> [Information given]

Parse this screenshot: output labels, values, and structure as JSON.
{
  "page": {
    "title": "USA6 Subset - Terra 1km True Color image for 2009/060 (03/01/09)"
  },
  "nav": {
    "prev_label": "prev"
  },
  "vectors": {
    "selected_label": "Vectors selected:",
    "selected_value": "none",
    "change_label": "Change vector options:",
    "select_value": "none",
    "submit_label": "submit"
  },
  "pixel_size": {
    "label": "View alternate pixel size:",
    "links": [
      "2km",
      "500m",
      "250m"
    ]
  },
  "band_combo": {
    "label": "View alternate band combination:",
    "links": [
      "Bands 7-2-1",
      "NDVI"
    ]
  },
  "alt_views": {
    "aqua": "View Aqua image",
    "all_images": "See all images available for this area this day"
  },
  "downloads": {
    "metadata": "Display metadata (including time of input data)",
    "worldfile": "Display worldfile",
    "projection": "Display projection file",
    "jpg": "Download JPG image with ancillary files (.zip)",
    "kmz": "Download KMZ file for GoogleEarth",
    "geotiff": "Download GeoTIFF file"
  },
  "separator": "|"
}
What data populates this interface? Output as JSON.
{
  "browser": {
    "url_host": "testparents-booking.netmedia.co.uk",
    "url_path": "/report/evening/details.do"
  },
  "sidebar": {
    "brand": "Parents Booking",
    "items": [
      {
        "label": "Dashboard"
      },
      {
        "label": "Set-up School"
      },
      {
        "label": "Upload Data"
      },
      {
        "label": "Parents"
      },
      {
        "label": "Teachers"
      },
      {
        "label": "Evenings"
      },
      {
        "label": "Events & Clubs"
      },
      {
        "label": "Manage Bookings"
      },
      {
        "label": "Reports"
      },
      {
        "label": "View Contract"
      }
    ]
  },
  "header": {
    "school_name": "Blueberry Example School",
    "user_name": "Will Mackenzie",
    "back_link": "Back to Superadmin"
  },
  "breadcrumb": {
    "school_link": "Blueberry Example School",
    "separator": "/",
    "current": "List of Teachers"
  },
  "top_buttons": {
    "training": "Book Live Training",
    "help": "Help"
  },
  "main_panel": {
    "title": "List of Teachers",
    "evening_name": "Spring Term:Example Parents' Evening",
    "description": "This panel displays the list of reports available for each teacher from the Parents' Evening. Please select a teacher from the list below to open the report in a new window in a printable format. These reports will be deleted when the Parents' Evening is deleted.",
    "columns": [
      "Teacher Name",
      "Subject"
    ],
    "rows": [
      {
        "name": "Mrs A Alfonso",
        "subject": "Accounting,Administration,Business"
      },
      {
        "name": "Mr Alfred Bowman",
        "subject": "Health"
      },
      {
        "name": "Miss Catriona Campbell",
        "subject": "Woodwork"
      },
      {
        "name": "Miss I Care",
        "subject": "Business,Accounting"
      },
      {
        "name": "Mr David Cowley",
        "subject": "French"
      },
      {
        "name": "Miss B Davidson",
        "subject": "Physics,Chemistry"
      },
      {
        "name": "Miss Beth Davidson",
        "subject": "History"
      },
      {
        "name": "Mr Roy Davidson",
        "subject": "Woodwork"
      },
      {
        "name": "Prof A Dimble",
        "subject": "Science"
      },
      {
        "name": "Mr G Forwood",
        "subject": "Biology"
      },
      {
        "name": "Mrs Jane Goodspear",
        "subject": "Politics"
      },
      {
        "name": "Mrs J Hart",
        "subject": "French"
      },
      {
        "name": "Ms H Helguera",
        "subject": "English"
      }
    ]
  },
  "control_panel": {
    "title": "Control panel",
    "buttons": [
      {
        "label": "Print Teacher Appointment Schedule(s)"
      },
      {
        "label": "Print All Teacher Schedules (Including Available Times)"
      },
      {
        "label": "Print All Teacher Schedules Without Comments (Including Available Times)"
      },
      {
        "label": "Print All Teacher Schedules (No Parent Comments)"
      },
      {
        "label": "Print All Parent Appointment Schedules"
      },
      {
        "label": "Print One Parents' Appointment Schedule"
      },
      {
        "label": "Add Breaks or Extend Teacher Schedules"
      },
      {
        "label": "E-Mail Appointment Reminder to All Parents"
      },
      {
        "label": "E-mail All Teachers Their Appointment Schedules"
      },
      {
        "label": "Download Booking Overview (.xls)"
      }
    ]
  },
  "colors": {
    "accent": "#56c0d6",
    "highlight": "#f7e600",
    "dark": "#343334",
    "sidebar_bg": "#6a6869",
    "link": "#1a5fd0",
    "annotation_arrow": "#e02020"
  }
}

> [Written task] Within the material above, find the lines that contain the word "Davidson"; copy them.

> [Output of the task]
        "name": "Miss B Davidson",
        "name": "Miss Beth Davidson",
        "name": "Mr Roy Davidson",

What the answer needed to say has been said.